Data records:

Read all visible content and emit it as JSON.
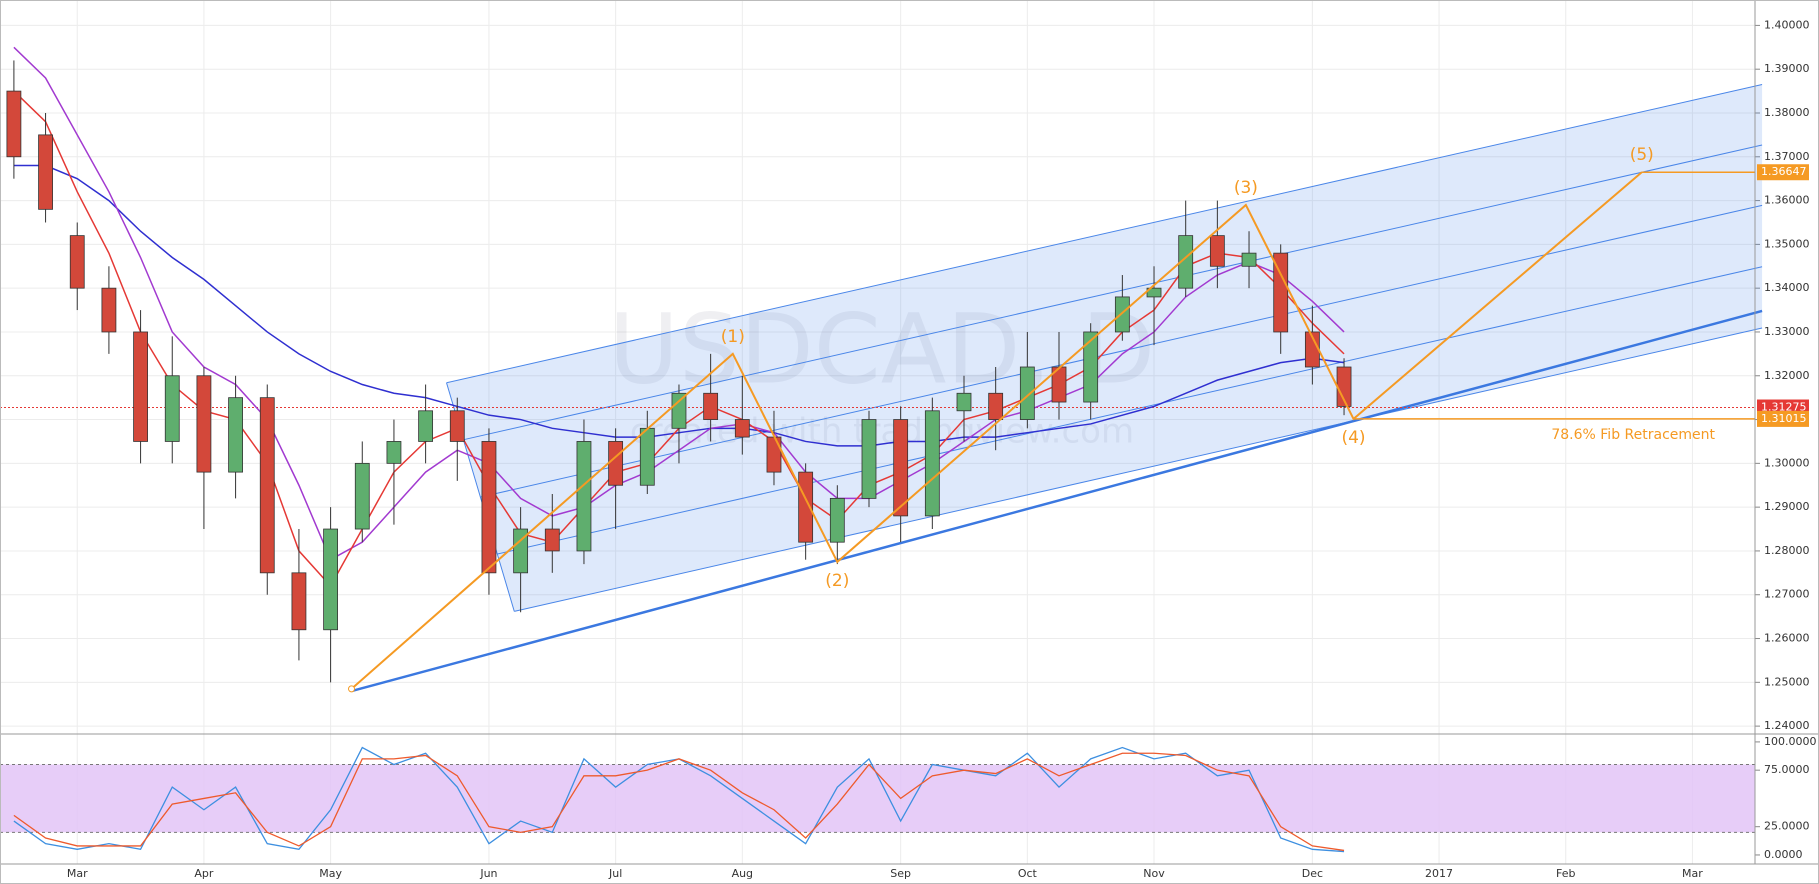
{
  "chart_data": [
    {
      "type": "candlestick",
      "watermark": [
        "USDCAD, D",
        "created with tradingview.com"
      ],
      "categories": [
        null,
        null,
        "Mar",
        null,
        null,
        null,
        "Apr",
        null,
        null,
        null,
        "May",
        null,
        null,
        null,
        null,
        "Jun",
        null,
        null,
        null,
        "Jul",
        null,
        null,
        null,
        "Aug",
        null,
        null,
        null,
        null,
        "Sep",
        null,
        null,
        null,
        "Oct",
        null,
        null,
        null,
        "Nov",
        null,
        null,
        null,
        null,
        "Dec",
        null,
        null,
        null,
        "2017",
        null,
        null,
        null,
        "Feb",
        null,
        null,
        null,
        "Mar",
        null,
        null
      ],
      "open": [
        1.385,
        1.375,
        1.352,
        1.34,
        1.33,
        1.305,
        1.32,
        1.298,
        1.315,
        1.275,
        1.262,
        1.285,
        1.3,
        1.305,
        1.312,
        1.305,
        1.275,
        1.285,
        1.28,
        1.305,
        1.295,
        1.308,
        1.316,
        1.31,
        1.306,
        1.298,
        1.282,
        1.292,
        1.31,
        1.288,
        1.312,
        1.316,
        1.31,
        1.322,
        1.314,
        1.33,
        1.338,
        1.34,
        1.352,
        1.345,
        1.348,
        1.33,
        1.322,
        null,
        null,
        null,
        null,
        null,
        null,
        null,
        null,
        null,
        null,
        null,
        null,
        null
      ],
      "high": [
        1.392,
        1.38,
        1.355,
        1.345,
        1.335,
        1.329,
        1.322,
        1.32,
        1.318,
        1.285,
        1.29,
        1.305,
        1.31,
        1.318,
        1.315,
        1.308,
        1.29,
        1.293,
        1.31,
        1.308,
        1.312,
        1.318,
        1.325,
        1.32,
        1.312,
        1.3,
        1.295,
        1.312,
        1.313,
        1.315,
        1.32,
        1.322,
        1.33,
        1.33,
        1.332,
        1.343,
        1.345,
        1.36,
        1.36,
        1.353,
        1.35,
        1.336,
        1.324,
        null,
        null,
        null,
        null,
        null,
        null,
        null,
        null,
        null,
        null,
        null,
        null,
        null
      ],
      "low": [
        1.365,
        1.355,
        1.335,
        1.325,
        1.3,
        1.3,
        1.285,
        1.292,
        1.27,
        1.255,
        1.25,
        1.282,
        1.286,
        1.3,
        1.296,
        1.27,
        1.266,
        1.275,
        1.277,
        1.285,
        1.293,
        1.3,
        1.305,
        1.302,
        1.295,
        1.278,
        1.277,
        1.29,
        1.282,
        1.285,
        1.305,
        1.303,
        1.308,
        1.31,
        1.31,
        1.328,
        1.327,
        1.338,
        1.34,
        1.34,
        1.325,
        1.318,
        1.311,
        null,
        null,
        null,
        null,
        null,
        null,
        null,
        null,
        null,
        null,
        null,
        null,
        null
      ],
      "close": [
        1.37,
        1.358,
        1.34,
        1.33,
        1.305,
        1.32,
        1.298,
        1.315,
        1.275,
        1.262,
        1.285,
        1.3,
        1.305,
        1.312,
        1.305,
        1.275,
        1.285,
        1.28,
        1.305,
        1.295,
        1.308,
        1.316,
        1.31,
        1.306,
        1.298,
        1.282,
        1.292,
        1.31,
        1.288,
        1.312,
        1.316,
        1.31,
        1.322,
        1.314,
        1.33,
        1.338,
        1.34,
        1.352,
        1.345,
        1.348,
        1.33,
        1.322,
        1.313,
        null,
        null,
        null,
        null,
        null,
        null,
        null,
        null,
        null,
        null,
        null,
        null,
        null
      ],
      "up_color": "#5fae6e",
      "down_color": "#d3483a",
      "overlays": [
        {
          "color": "#2f2fd0",
          "values": [
            1.368,
            1.368,
            1.365,
            1.36,
            1.353,
            1.347,
            1.342,
            1.336,
            1.33,
            1.325,
            1.321,
            1.318,
            1.316,
            1.315,
            1.313,
            1.311,
            1.31,
            1.308,
            1.307,
            1.306,
            1.306,
            1.307,
            1.308,
            1.308,
            1.307,
            1.305,
            1.304,
            1.304,
            1.305,
            1.305,
            1.306,
            1.306,
            1.307,
            1.308,
            1.309,
            1.311,
            1.313,
            1.316,
            1.319,
            1.321,
            1.323,
            1.324,
            1.323,
            null,
            null,
            null,
            null,
            null,
            null,
            null,
            null,
            null,
            null,
            null,
            null,
            null
          ]
        },
        {
          "color": "#a23ad0",
          "values": [
            1.395,
            1.388,
            1.375,
            1.362,
            1.347,
            1.33,
            1.322,
            1.318,
            1.31,
            1.295,
            1.278,
            1.282,
            1.29,
            1.298,
            1.303,
            1.3,
            1.292,
            1.288,
            1.29,
            1.295,
            1.298,
            1.303,
            1.308,
            1.309,
            1.307,
            1.298,
            1.292,
            1.292,
            1.296,
            1.3,
            1.305,
            1.31,
            1.312,
            1.315,
            1.318,
            1.325,
            1.33,
            1.338,
            1.343,
            1.346,
            1.343,
            1.337,
            1.33,
            null,
            null,
            null,
            null,
            null,
            null,
            null,
            null,
            null,
            null,
            null,
            null,
            null
          ]
        },
        {
          "color": "#e53935",
          "values": [
            1.385,
            1.378,
            1.362,
            1.348,
            1.33,
            1.318,
            1.312,
            1.31,
            1.3,
            1.28,
            1.272,
            1.285,
            1.298,
            1.305,
            1.308,
            1.295,
            1.284,
            1.282,
            1.29,
            1.298,
            1.3,
            1.308,
            1.313,
            1.31,
            1.305,
            1.292,
            1.287,
            1.295,
            1.298,
            1.302,
            1.31,
            1.312,
            1.315,
            1.318,
            1.322,
            1.33,
            1.335,
            1.345,
            1.348,
            1.347,
            1.34,
            1.332,
            1.325,
            null,
            null,
            null,
            null,
            null,
            null,
            null,
            null,
            null,
            null,
            null,
            null,
            null
          ]
        }
      ],
      "channel": {
        "color": "#4a86e8",
        "lines": [
          [
            [
              13.66,
              1.3184
            ],
            [
              55.2,
              1.3865
            ]
          ],
          [
            [
              14.2,
              1.3054
            ],
            [
              55.2,
              1.3727
            ]
          ],
          [
            [
              14.73,
              1.2923
            ],
            [
              55.2,
              1.3589
            ]
          ],
          [
            [
              15.27,
              1.2793
            ],
            [
              55.2,
              1.3449
            ]
          ],
          [
            [
              15.8,
              1.2662
            ],
            [
              55.2,
              1.3309
            ]
          ]
        ]
      },
      "trendline": {
        "color": "#3b78e0",
        "points": [
          [
            10.66,
            1.248
          ],
          [
            55.2,
            1.3348
          ]
        ]
      },
      "wave": {
        "color": "#f59a23",
        "x": [
          10.66,
          22.7,
          26.0,
          38.9,
          42.3,
          51.4
        ],
        "y": [
          1.2485,
          1.325,
          1.2775,
          1.359,
          1.31015,
          1.36647
        ],
        "labels": [
          "(1)",
          "(2)",
          "(3)",
          "(4)",
          "(5)"
        ]
      },
      "levels": [
        {
          "value": 1.31275,
          "color": "#e53935",
          "style": "dotted"
        },
        {
          "value": 1.31015,
          "color": "#f59a23",
          "from": 42.3,
          "text": "78.6% Fib Retracement"
        },
        {
          "value": 1.36647,
          "color": "#f59a23",
          "from": 51.4
        }
      ],
      "ylim": [
        1.2382,
        1.4058
      ],
      "yticks": [
        {
          "value": 1.24,
          "label": "1.24000"
        },
        {
          "value": 1.25,
          "label": "1.25000"
        },
        {
          "value": 1.26,
          "label": "1.26000"
        },
        {
          "value": 1.27,
          "label": "1.27000"
        },
        {
          "value": 1.28,
          "label": "1.28000"
        },
        {
          "value": 1.29,
          "label": "1.29000"
        },
        {
          "value": 1.3,
          "label": "1.30000"
        },
        {
          "value": 1.31,
          "label": "1.31000"
        },
        {
          "value": 1.32,
          "label": "1.32000"
        },
        {
          "value": 1.33,
          "label": "1.33000"
        },
        {
          "value": 1.34,
          "label": "1.34000"
        },
        {
          "value": 1.35,
          "label": "1.35000"
        },
        {
          "value": 1.36,
          "label": "1.36000"
        },
        {
          "value": 1.37,
          "label": "1.37000"
        },
        {
          "value": 1.38,
          "label": "1.38000"
        },
        {
          "value": 1.39,
          "label": "1.39000"
        },
        {
          "value": 1.4,
          "label": "1.40000"
        }
      ],
      "grid": true
    },
    {
      "type": "line",
      "series": [
        {
          "color": "#3d8fe0",
          "values": [
            30,
            10,
            5,
            10,
            5,
            60,
            40,
            60,
            10,
            5,
            40,
            95,
            80,
            90,
            60,
            10,
            30,
            20,
            85,
            60,
            80,
            85,
            70,
            50,
            30,
            10,
            60,
            85,
            30,
            80,
            75,
            70,
            90,
            60,
            85,
            95,
            85,
            90,
            70,
            75,
            15,
            5,
            3,
            null,
            null,
            null,
            null,
            null,
            null,
            null,
            null,
            null,
            null,
            null,
            null,
            null
          ]
        },
        {
          "color": "#ee5a2c",
          "values": [
            35,
            15,
            8,
            8,
            8,
            45,
            50,
            55,
            20,
            8,
            25,
            85,
            85,
            88,
            70,
            25,
            20,
            25,
            70,
            70,
            75,
            85,
            75,
            55,
            40,
            15,
            45,
            80,
            50,
            70,
            75,
            72,
            85,
            70,
            80,
            90,
            90,
            88,
            75,
            70,
            25,
            8,
            4,
            null,
            null,
            null,
            null,
            null,
            null,
            null,
            null,
            null,
            null,
            null,
            null,
            null
          ]
        }
      ],
      "band": [
        20,
        80
      ],
      "band_color": "#e3c4f7",
      "ylim": [
        -8,
        107
      ],
      "yticks": [
        {
          "value": 0,
          "label": "0.0000"
        },
        {
          "value": 25,
          "label": "25.0000"
        },
        {
          "value": 75,
          "label": "75.0000"
        },
        {
          "value": 100,
          "label": "100.0000"
        }
      ]
    }
  ]
}
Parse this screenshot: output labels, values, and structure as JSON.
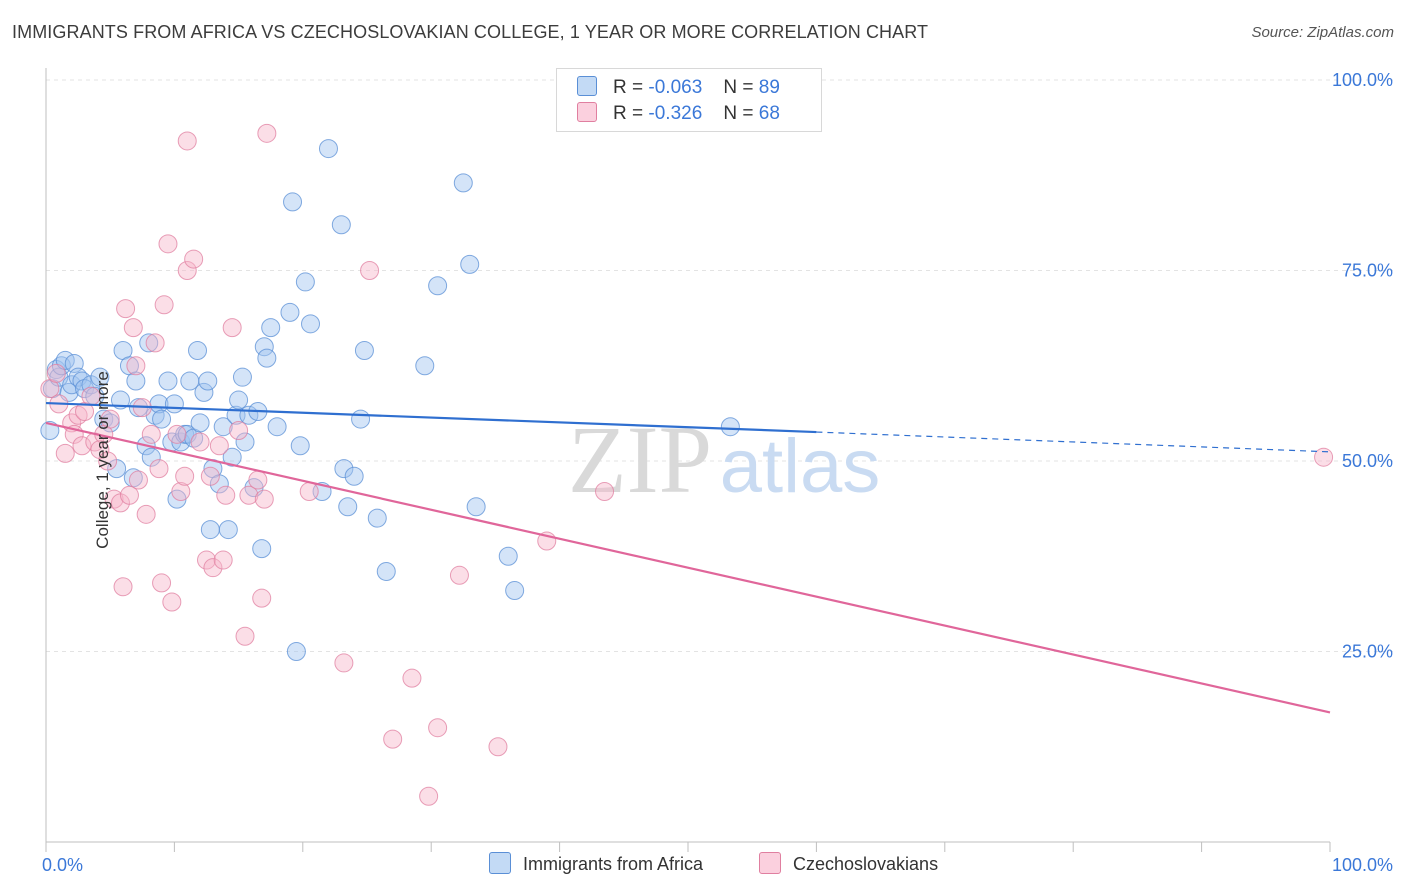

Set problem: Identify the lines of the entries containing the string "labels". Copy each such line.

Task response:
        "labels": [
Parse this screenshot: output labels, values, and structure as JSON.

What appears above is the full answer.